§ SET PROBLEM: Using the records below, report how many lines hold "color", with no extra text.

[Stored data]
◆ ◆ ◆ ◆ ◆ ◆ ◆

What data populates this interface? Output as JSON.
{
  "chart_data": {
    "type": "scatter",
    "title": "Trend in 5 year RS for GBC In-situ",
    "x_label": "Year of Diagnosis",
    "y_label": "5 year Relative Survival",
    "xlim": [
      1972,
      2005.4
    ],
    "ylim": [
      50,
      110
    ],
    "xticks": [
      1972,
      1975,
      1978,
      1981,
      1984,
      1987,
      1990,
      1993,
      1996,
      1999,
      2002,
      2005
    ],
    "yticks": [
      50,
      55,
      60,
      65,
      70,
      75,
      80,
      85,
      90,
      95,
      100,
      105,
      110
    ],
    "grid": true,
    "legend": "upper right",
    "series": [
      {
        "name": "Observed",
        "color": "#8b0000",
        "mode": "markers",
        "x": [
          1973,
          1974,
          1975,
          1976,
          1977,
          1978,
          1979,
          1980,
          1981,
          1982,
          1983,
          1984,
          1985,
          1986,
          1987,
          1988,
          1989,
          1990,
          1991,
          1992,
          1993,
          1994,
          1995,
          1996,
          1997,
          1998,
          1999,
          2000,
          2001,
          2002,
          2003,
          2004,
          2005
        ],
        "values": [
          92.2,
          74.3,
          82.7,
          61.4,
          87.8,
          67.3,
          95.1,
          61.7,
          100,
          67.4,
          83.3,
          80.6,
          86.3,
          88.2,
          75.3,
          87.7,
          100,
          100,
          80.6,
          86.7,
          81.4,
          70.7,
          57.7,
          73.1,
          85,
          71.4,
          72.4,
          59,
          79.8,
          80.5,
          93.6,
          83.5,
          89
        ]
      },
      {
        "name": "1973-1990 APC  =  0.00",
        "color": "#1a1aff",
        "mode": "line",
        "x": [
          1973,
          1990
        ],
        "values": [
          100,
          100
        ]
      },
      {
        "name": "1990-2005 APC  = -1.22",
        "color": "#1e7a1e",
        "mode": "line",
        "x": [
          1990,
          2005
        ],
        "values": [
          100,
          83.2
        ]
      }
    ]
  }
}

◆ ◆ ◆ ◆ ◆ ◆ ◆

§ EXERCISE ANSWER: 3